* Set tasks *
1/ According to the commentary on 888 and the U.K. gambling industry, why does gambling addiction have a good chance of rising?
2/ In the commentary on 888 and the U.K. gambling industry, what role is the U.K. gambling industry said to continue playing?
3/ Reproduce the passage of the commentary on 888 between "What I am unsure" and "on it anymore.", inclusive.

* Document segment *
------------------------------------------------
What I am unsure of and can no longer measure with any confidence, is the appropriate value for the stock. That may sound like a copout, but with broad-based rolling economic shutdowns, unstable and unpredictable government responses to 2nd or 3rd or 4th waves or whatever is coming at us real or manufactured, and money-printing without any precedent, to feign knowledge of what reasonable capital values may be in this environment is nothing short of voodoo. All the projections put out by companies about growth trends, new markets and whatever else, has little to no basis anymore.

We got our post shutdown bounce. It was huge. Consumer-facing stocks like 888 could still rocket from here, but I wouldn’t be willing to bet on it anymore.

Beyond all the obvious turmoil, 888 and others will have an additional problem and burden. The U.K. gambling industry generally will continue to play the role of piñata for the U.K.’s problems. That is unavoidable. Taxes will likely be raised still further and restrictions on gamers will intensify. Poverty, entirely due to locking down the country and disrupting normal life, will be blamed on gambling addiction, which has a good chance of actually rising as unemployment rises, simply because people are bored and depressed and tend to gravitate to unhealthy patterns when these circumstances arise. This is just human nature and has little to do with “predatory gambling companies”.
------------------------------------------------
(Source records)
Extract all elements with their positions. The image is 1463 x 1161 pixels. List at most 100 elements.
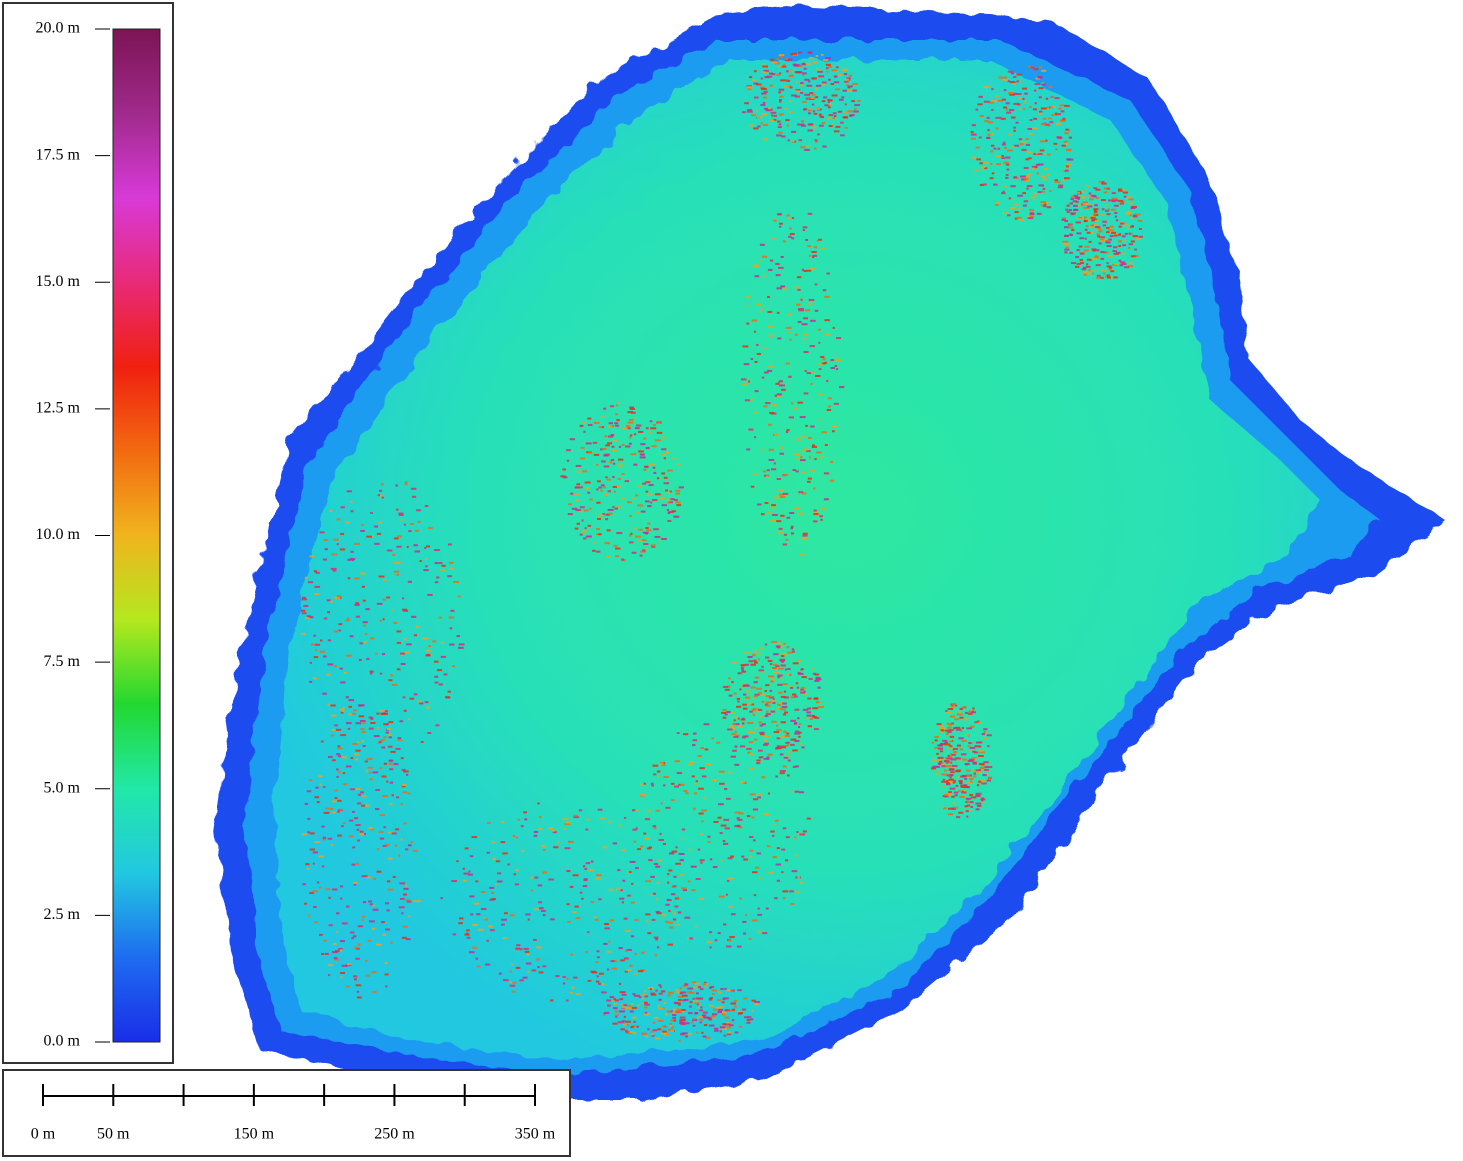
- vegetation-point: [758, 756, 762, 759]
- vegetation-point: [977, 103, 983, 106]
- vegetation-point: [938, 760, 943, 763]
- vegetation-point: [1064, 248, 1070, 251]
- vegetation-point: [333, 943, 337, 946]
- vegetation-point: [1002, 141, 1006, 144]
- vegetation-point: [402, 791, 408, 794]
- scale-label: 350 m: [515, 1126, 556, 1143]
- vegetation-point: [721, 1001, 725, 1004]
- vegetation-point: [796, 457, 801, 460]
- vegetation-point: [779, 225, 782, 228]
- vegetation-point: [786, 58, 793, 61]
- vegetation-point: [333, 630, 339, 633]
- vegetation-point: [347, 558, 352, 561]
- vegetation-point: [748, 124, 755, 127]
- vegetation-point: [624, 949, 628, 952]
------------------------------------------------
* Answers to the exercises *
1/ Gambling addiction has a good chance of rising as unemployment rises, because people are bored and depressed. Under these circumstances, people tend to gravitate to unhealthy patterns. The commentary calls this human nature and says it has little to do with "predatory gambling companies."

2/ It will continue to play the role of piñata for the U.K.'s problems.

3/
What I am unsure of and can no longer measure with any confidence, is the appropriate value for the stock. That may sound like a copout, but with broad-based rolling economic shutdowns, unstable and unpredictable government responses to 2nd or 3rd or 4th waves or whatever is coming at us real or manufactured, and money-printing without any precedent, to feign knowledge of what reasonable capital values may be in this environment is nothing short of voodoo. All the projections put out by companies about growth trends, new markets and whatever else, has little to no basis anymore.

We got our post shutdown bounce. It was huge. Consumer-facing stocks like 888 could still rocket from here, but I wouldn’t be willing to bet on it anymore.